Records:
# # # # # # #

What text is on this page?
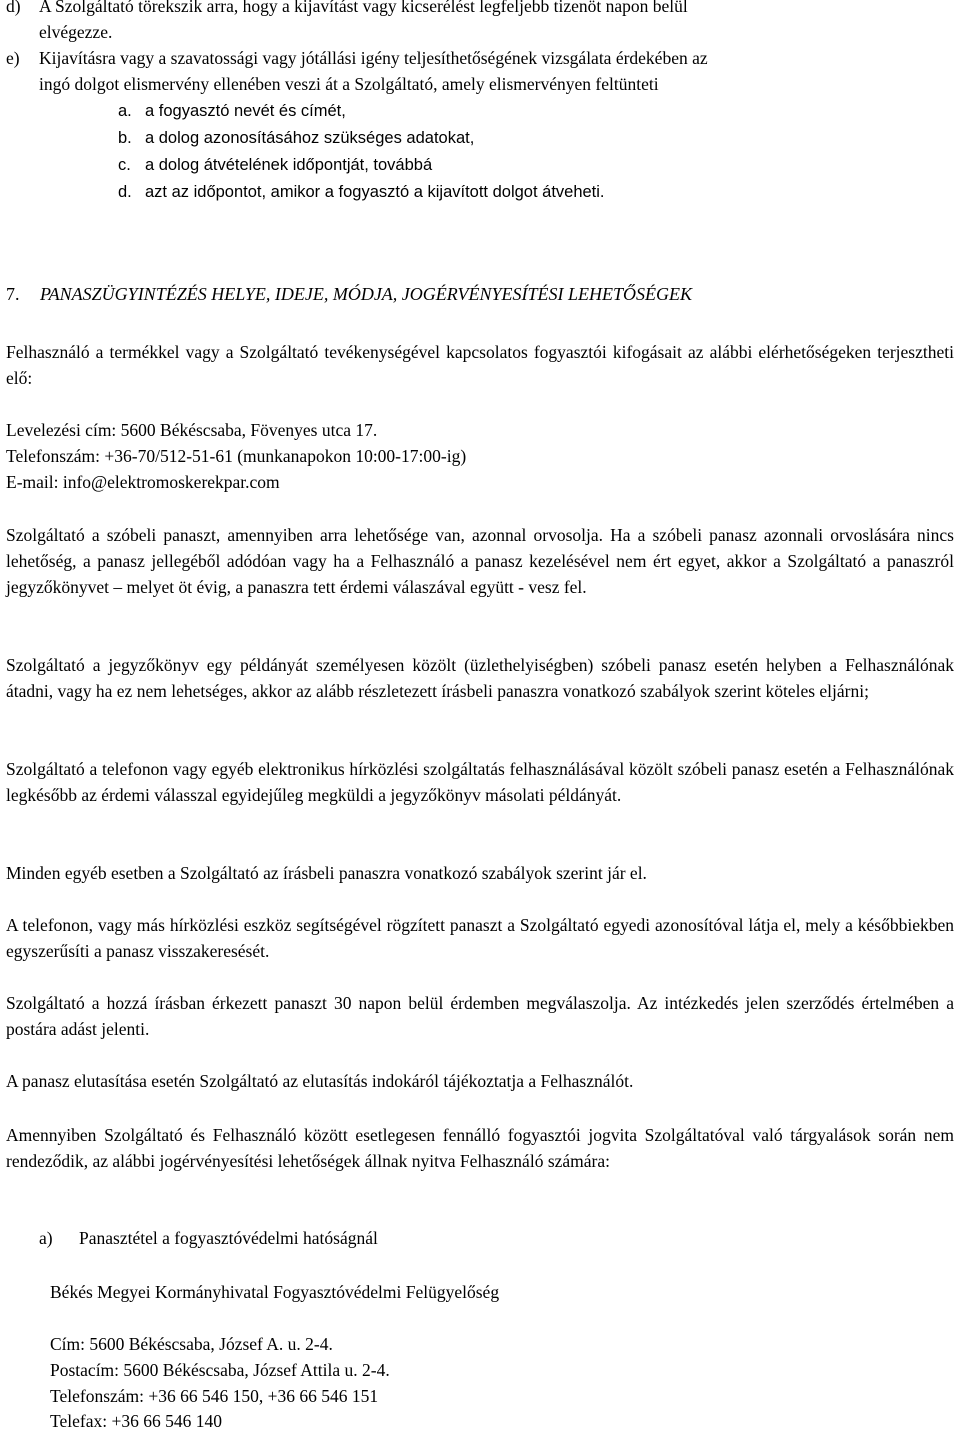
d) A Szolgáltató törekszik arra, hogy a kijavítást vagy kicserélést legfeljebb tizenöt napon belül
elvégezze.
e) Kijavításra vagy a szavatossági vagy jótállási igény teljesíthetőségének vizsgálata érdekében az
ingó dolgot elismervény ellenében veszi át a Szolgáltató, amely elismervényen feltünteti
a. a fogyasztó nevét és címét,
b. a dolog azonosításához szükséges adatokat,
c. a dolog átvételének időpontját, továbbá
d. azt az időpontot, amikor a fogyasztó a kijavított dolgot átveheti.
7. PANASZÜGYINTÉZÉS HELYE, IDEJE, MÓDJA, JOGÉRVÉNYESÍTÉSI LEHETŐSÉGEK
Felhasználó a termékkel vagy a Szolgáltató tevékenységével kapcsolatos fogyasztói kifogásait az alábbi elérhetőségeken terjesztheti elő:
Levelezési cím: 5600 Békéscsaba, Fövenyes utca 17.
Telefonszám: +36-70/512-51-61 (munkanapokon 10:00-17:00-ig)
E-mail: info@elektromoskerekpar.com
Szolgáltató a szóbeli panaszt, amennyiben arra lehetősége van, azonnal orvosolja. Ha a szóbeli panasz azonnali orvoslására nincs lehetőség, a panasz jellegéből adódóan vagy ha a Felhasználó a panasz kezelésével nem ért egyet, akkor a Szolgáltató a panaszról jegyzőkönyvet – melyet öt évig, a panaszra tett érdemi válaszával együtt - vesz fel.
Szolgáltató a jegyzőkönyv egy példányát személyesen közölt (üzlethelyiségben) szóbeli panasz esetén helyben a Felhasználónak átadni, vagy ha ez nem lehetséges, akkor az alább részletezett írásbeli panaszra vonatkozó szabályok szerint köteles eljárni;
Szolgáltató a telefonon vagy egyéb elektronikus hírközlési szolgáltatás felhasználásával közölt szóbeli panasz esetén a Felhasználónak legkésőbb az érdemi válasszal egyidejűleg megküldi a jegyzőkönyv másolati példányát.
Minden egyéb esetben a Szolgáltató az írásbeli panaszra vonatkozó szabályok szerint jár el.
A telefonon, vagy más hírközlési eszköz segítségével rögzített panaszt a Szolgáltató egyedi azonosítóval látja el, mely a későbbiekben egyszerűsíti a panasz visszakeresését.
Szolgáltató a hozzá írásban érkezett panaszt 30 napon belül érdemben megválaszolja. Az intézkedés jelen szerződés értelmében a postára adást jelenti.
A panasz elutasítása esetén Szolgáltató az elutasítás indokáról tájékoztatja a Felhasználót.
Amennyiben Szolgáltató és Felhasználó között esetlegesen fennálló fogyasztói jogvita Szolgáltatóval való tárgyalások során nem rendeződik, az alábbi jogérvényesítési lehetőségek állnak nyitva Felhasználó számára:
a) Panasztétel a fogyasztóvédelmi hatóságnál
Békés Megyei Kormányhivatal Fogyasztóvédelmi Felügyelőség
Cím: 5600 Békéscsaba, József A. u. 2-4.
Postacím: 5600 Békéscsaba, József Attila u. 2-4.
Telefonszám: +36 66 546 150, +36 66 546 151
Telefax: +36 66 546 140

# # # # # # #

▶ EXERCISE AIM: Only lines with the word "dolog" are wanted, so copy each one from the records.

▶ EXERCISE ANSWER:
b. a dolog azonosításához szükséges adatokat,
c. a dolog átvételének időpontját, továbbá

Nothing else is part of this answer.